→ Prompt: Go through the records underneath and write each one out again exactly.
##### Material for this exercise
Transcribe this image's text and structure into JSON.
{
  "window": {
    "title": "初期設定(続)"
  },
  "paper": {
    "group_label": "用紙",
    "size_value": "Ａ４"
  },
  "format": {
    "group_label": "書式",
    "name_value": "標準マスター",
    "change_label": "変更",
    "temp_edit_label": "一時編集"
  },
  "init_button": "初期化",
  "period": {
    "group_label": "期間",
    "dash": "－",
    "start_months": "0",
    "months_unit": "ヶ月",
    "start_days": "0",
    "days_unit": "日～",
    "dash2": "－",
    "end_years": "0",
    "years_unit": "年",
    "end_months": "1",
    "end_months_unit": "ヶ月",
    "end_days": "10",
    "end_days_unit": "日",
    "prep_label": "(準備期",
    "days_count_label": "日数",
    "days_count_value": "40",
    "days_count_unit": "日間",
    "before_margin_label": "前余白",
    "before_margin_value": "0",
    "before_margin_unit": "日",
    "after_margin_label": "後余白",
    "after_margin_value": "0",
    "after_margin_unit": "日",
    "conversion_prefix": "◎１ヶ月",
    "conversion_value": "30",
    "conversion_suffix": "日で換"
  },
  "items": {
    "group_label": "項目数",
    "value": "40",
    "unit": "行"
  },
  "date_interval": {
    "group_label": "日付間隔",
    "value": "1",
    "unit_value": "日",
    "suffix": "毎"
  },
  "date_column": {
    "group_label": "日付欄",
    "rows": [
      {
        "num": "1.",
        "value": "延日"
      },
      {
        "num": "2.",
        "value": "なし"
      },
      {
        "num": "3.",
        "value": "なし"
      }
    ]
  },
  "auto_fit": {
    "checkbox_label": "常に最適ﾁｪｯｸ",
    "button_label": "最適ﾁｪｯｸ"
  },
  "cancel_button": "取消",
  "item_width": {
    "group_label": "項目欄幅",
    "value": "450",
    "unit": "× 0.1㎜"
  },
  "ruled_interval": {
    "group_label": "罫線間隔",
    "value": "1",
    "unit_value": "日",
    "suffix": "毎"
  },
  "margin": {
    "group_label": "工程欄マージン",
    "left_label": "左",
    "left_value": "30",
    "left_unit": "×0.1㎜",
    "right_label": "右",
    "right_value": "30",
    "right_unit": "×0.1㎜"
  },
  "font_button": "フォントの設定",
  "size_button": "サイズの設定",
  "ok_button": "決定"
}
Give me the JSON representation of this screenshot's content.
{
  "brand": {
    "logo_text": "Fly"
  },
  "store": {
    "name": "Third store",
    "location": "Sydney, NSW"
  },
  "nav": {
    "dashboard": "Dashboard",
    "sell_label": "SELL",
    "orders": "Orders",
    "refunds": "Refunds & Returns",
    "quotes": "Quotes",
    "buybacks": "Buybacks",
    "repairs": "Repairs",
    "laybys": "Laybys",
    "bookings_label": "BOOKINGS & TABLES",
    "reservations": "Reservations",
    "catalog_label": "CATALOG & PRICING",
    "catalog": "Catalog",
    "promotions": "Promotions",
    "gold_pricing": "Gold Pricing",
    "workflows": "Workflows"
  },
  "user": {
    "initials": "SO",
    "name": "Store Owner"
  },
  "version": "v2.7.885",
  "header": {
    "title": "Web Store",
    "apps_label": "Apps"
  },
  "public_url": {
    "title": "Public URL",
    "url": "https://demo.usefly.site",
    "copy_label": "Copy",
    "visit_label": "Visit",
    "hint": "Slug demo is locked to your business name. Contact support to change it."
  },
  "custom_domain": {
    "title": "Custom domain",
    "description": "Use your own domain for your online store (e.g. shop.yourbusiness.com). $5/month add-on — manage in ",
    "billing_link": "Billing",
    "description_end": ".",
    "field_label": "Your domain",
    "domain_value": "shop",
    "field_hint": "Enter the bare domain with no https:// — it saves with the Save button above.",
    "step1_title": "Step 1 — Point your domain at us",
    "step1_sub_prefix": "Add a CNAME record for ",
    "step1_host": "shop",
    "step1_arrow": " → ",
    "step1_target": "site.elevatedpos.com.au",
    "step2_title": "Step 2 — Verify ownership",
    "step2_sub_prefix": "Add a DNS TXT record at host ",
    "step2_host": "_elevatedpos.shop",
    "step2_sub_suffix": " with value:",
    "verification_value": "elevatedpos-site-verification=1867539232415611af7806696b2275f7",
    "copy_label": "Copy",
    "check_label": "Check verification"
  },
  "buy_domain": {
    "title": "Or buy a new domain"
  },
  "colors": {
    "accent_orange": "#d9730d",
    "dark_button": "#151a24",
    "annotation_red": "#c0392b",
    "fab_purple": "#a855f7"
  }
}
##########
→ Output of the exercise:
Transcribe this image's text and structure into JSON.
{
  "window": {
    "title": "初期設定(続)"
  },
  "paper": {
    "group_label": "用紙",
    "size_value": "Ａ４"
  },
  "format": {
    "group_label": "書式",
    "name_value": "標準マスター",
    "change_label": "変更",
    "temp_edit_label": "一時編集"
  },
  "init_button": "初期化",
  "period": {
    "group_label": "期間",
    "dash": "－",
    "start_months": "0",
    "months_unit": "ヶ月",
    "start_days": "0",
    "days_unit": "日～",
    "dash2": "－",
    "end_years": "0",
    "years_unit": "年",
    "end_months": "1",
    "end_months_unit": "ヶ月",
    "end_days": "10",
    "end_days_unit": "日",
    "prep_label": "(準備期",
    "days_count_label": "日数",
    "days_count_value": "40",
    "days_count_unit": "日間",
    "before_margin_label": "前余白",
    "before_margin_value": "0",
    "before_margin_unit": "日",
    "after_margin_label": "後余白",
    "after_margin_value": "0",
    "after_margin_unit": "日",
    "conversion_prefix": "◎１ヶ月",
    "conversion_value": "30",
    "conversion_suffix": "日で換"
  },
  "items": {
    "group_label": "項目数",
    "value": "40",
    "unit": "行"
  },
  "date_interval": {
    "group_label": "日付間隔",
    "value": "1",
    "unit_value": "日",
    "suffix": "毎"
  },
  "date_column": {
    "group_label": "日付欄",
    "rows": [
      {
        "num": "1.",
        "value": "延日"
      },
      {
        "num": "2.",
        "value": "なし"
      },
      {
        "num": "3.",
        "value": "なし"
      }
    ]
  },
  "auto_fit": {
    "checkbox_label": "常に最適ﾁｪｯｸ",
    "button_label": "最適ﾁｪｯｸ"
  },
  "cancel_button": "取消",
  "item_width": {
    "group_label": "項目欄幅",
    "value": "450",
    "unit": "× 0.1㎜"
  },
  "ruled_interval": {
    "group_label": "罫線間隔",
    "value": "1",
    "unit_value": "日",
    "suffix": "毎"
  },
  "margin": {
    "group_label": "工程欄マージン",
    "left_label": "左",
    "left_value": "30",
    "left_unit": "×0.1㎜",
    "right_label": "右",
    "right_value": "30",
    "right_unit": "×0.1㎜"
  },
  "font_button": "フォントの設定",
  "size_button": "サイズの設定",
  "ok_button": "決定"
}
Give me the JSON representation of this screenshot's content.
{
  "brand": {
    "logo_text": "Fly"
  },
  "store": {
    "name": "Third store",
    "location": "Sydney, NSW"
  },
  "nav": {
    "dashboard": "Dashboard",
    "sell_label": "SELL",
    "orders": "Orders",
    "refunds": "Refunds & Returns",
    "quotes": "Quotes",
    "buybacks": "Buybacks",
    "repairs": "Repairs",
    "laybys": "Laybys",
    "bookings_label": "BOOKINGS & TABLES",
    "reservations": "Reservations",
    "catalog_label": "CATALOG & PRICING",
    "catalog": "Catalog",
    "promotions": "Promotions",
    "gold_pricing": "Gold Pricing",
    "workflows": "Workflows"
  },
  "user": {
    "initials": "SO",
    "name": "Store Owner"
  },
  "version": "v2.7.885",
  "header": {
    "title": "Web Store",
    "apps_label": "Apps"
  },
  "public_url": {
    "title": "Public URL",
    "url": "https://demo.usefly.site",
    "copy_label": "Copy",
    "visit_label": "Visit",
    "hint": "Slug demo is locked to your business name. Contact support to change it."
  },
  "custom_domain": {
    "title": "Custom domain",
    "description": "Use your own domain for your online store (e.g. shop.yourbusiness.com). $5/month add-on — manage in ",
    "billing_link": "Billing",
    "description_end": ".",
    "field_label": "Your domain",
    "domain_value": "shop",
    "field_hint": "Enter the bare domain with no https:// — it saves with the Save button above.",
    "step1_title": "Step 1 — Point your domain at us",
    "step1_sub_prefix": "Add a CNAME record for ",
    "step1_host": "shop",
    "step1_arrow": " → ",
    "step1_target": "site.elevatedpos.com.au",
    "step2_title": "Step 2 — Verify ownership",
    "step2_sub_prefix": "Add a DNS TXT record at host ",
    "step2_host": "_elevatedpos.shop",
    "step2_sub_suffix": " with value:",
    "verification_value": "elevatedpos-site-verification=1867539232415611af7806696b2275f7",
    "copy_label": "Copy",
    "check_label": "Check verification"
  },
  "buy_domain": {
    "title": "Or buy a new domain"
  },
  "colors": {
    "accent_orange": "#d9730d",
    "dark_button": "#151a24",
    "annotation_red": "#c0392b",
    "fab_purple": "#a855f7"
  }
}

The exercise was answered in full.